Records about charts and figures —
[Start]

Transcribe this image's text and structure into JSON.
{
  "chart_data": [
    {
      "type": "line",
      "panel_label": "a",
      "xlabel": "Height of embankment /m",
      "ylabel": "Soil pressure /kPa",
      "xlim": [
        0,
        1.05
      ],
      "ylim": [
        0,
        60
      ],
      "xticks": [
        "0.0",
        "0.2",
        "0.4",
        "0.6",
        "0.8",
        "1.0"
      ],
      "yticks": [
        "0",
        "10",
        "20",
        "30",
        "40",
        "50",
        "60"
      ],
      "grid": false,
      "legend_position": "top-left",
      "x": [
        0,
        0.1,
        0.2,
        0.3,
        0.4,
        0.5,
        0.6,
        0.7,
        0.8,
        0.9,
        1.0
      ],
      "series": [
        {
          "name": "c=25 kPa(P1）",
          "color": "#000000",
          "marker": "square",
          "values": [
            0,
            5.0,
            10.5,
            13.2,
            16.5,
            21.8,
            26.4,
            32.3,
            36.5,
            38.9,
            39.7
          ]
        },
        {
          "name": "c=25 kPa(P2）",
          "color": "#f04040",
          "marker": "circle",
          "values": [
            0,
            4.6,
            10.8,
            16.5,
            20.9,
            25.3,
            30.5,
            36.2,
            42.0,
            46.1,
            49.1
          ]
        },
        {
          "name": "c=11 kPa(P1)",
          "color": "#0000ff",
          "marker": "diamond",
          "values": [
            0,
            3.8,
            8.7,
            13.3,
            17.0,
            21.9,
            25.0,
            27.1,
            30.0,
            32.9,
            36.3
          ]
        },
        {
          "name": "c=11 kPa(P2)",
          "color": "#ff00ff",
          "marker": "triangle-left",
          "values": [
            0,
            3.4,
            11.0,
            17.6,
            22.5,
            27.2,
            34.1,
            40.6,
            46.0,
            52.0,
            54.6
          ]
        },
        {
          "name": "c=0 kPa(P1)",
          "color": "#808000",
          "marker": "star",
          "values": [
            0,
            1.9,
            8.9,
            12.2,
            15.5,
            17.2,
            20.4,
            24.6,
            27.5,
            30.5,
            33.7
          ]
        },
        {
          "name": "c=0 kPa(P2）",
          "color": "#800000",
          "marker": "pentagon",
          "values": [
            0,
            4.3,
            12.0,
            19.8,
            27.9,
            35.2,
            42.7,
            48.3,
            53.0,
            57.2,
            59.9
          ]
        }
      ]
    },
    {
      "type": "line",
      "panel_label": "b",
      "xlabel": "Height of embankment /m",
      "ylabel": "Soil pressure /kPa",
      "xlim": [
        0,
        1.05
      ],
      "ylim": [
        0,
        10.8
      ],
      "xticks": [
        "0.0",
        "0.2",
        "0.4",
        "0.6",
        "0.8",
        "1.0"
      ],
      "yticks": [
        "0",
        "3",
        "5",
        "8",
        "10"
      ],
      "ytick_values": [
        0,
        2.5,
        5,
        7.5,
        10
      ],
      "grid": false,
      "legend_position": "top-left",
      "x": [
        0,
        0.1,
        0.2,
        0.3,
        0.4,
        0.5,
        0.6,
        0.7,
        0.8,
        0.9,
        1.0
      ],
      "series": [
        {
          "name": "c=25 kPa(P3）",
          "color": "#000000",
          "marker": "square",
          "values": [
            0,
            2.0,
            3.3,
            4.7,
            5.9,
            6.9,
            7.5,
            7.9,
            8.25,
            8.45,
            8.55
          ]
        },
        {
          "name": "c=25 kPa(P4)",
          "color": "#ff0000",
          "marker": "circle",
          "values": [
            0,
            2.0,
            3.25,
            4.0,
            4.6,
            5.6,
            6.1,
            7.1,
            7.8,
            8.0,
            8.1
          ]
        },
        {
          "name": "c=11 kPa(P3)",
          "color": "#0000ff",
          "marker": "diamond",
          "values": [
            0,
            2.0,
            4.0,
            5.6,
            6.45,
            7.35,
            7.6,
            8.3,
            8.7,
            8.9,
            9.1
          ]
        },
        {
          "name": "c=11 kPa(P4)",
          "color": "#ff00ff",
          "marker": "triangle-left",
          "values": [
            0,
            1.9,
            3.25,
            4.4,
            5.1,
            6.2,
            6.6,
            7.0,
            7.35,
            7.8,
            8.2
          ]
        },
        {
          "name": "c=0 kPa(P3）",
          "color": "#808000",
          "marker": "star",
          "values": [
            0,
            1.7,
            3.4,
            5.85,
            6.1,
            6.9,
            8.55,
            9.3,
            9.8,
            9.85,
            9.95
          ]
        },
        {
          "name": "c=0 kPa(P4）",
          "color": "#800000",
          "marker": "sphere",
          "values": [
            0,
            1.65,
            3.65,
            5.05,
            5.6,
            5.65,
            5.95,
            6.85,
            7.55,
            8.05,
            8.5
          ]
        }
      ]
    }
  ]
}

[End]

Exercise —
Each line above must be reproduced exactly as it stands.

The completed task —
Transcribe this image's text and structure into JSON.
{
  "chart_data": [
    {
      "type": "line",
      "panel_label": "a",
      "xlabel": "Height of embankment /m",
      "ylabel": "Soil pressure /kPa",
      "xlim": [
        0,
        1.05
      ],
      "ylim": [
        0,
        60
      ],
      "xticks": [
        "0.0",
        "0.2",
        "0.4",
        "0.6",
        "0.8",
        "1.0"
      ],
      "yticks": [
        "0",
        "10",
        "20",
        "30",
        "40",
        "50",
        "60"
      ],
      "grid": false,
      "legend_position": "top-left",
      "x": [
        0,
        0.1,
        0.2,
        0.3,
        0.4,
        0.5,
        0.6,
        0.7,
        0.8,
        0.9,
        1.0
      ],
      "series": [
        {
          "name": "c=25 kPa(P1）",
          "color": "#000000",
          "marker": "square",
          "values": [
            0,
            5.0,
            10.5,
            13.2,
            16.5,
            21.8,
            26.4,
            32.3,
            36.5,
            38.9,
            39.7
          ]
        },
        {
          "name": "c=25 kPa(P2）",
          "color": "#f04040",
          "marker": "circle",
          "values": [
            0,
            4.6,
            10.8,
            16.5,
            20.9,
            25.3,
            30.5,
            36.2,
            42.0,
            46.1,
            49.1
          ]
        },
        {
          "name": "c=11 kPa(P1)",
          "color": "#0000ff",
          "marker": "diamond",
          "values": [
            0,
            3.8,
            8.7,
            13.3,
            17.0,
            21.9,
            25.0,
            27.1,
            30.0,
            32.9,
            36.3
          ]
        },
        {
          "name": "c=11 kPa(P2)",
          "color": "#ff00ff",
          "marker": "triangle-left",
          "values": [
            0,
            3.4,
            11.0,
            17.6,
            22.5,
            27.2,
            34.1,
            40.6,
            46.0,
            52.0,
            54.6
          ]
        },
        {
          "name": "c=0 kPa(P1)",
          "color": "#808000",
          "marker": "star",
          "values": [
            0,
            1.9,
            8.9,
            12.2,
            15.5,
            17.2,
            20.4,
            24.6,
            27.5,
            30.5,
            33.7
          ]
        },
        {
          "name": "c=0 kPa(P2）",
          "color": "#800000",
          "marker": "pentagon",
          "values": [
            0,
            4.3,
            12.0,
            19.8,
            27.9,
            35.2,
            42.7,
            48.3,
            53.0,
            57.2,
            59.9
          ]
        }
      ]
    },
    {
      "type": "line",
      "panel_label": "b",
      "xlabel": "Height of embankment /m",
      "ylabel": "Soil pressure /kPa",
      "xlim": [
        0,
        1.05
      ],
      "ylim": [
        0,
        10.8
      ],
      "xticks": [
        "0.0",
        "0.2",
        "0.4",
        "0.6",
        "0.8",
        "1.0"
      ],
      "yticks": [
        "0",
        "3",
        "5",
        "8",
        "10"
      ],
      "ytick_values": [
        0,
        2.5,
        5,
        7.5,
        10
      ],
      "grid": false,
      "legend_position": "top-left",
      "x": [
        0,
        0.1,
        0.2,
        0.3,
        0.4,
        0.5,
        0.6,
        0.7,
        0.8,
        0.9,
        1.0
      ],
      "series": [
        {
          "name": "c=25 kPa(P3）",
          "color": "#000000",
          "marker": "square",
          "values": [
            0,
            2.0,
            3.3,
            4.7,
            5.9,
            6.9,
            7.5,
            7.9,
            8.25,
            8.45,
            8.55
          ]
        },
        {
          "name": "c=25 kPa(P4)",
          "color": "#ff0000",
          "marker": "circle",
          "values": [
            0,
            2.0,
            3.25,
            4.0,
            4.6,
            5.6,
            6.1,
            7.1,
            7.8,
            8.0,
            8.1
          ]
        },
        {
          "name": "c=11 kPa(P3)",
          "color": "#0000ff",
          "marker": "diamond",
          "values": [
            0,
            2.0,
            4.0,
            5.6,
            6.45,
            7.35,
            7.6,
            8.3,
            8.7,
            8.9,
            9.1
          ]
        },
        {
          "name": "c=11 kPa(P4)",
          "color": "#ff00ff",
          "marker": "triangle-left",
          "values": [
            0,
            1.9,
            3.25,
            4.4,
            5.1,
            6.2,
            6.6,
            7.0,
            7.35,
            7.8,
            8.2
          ]
        },
        {
          "name": "c=0 kPa(P3）",
          "color": "#808000",
          "marker": "star",
          "values": [
            0,
            1.7,
            3.4,
            5.85,
            6.1,
            6.9,
            8.55,
            9.3,
            9.8,
            9.85,
            9.95
          ]
        },
        {
          "name": "c=0 kPa(P4）",
          "color": "#800000",
          "marker": "sphere",
          "values": [
            0,
            1.65,
            3.65,
            5.05,
            5.6,
            5.65,
            5.95,
            6.85,
            7.55,
            8.05,
            8.5
          ]
        }
      ]
    }
  ]
}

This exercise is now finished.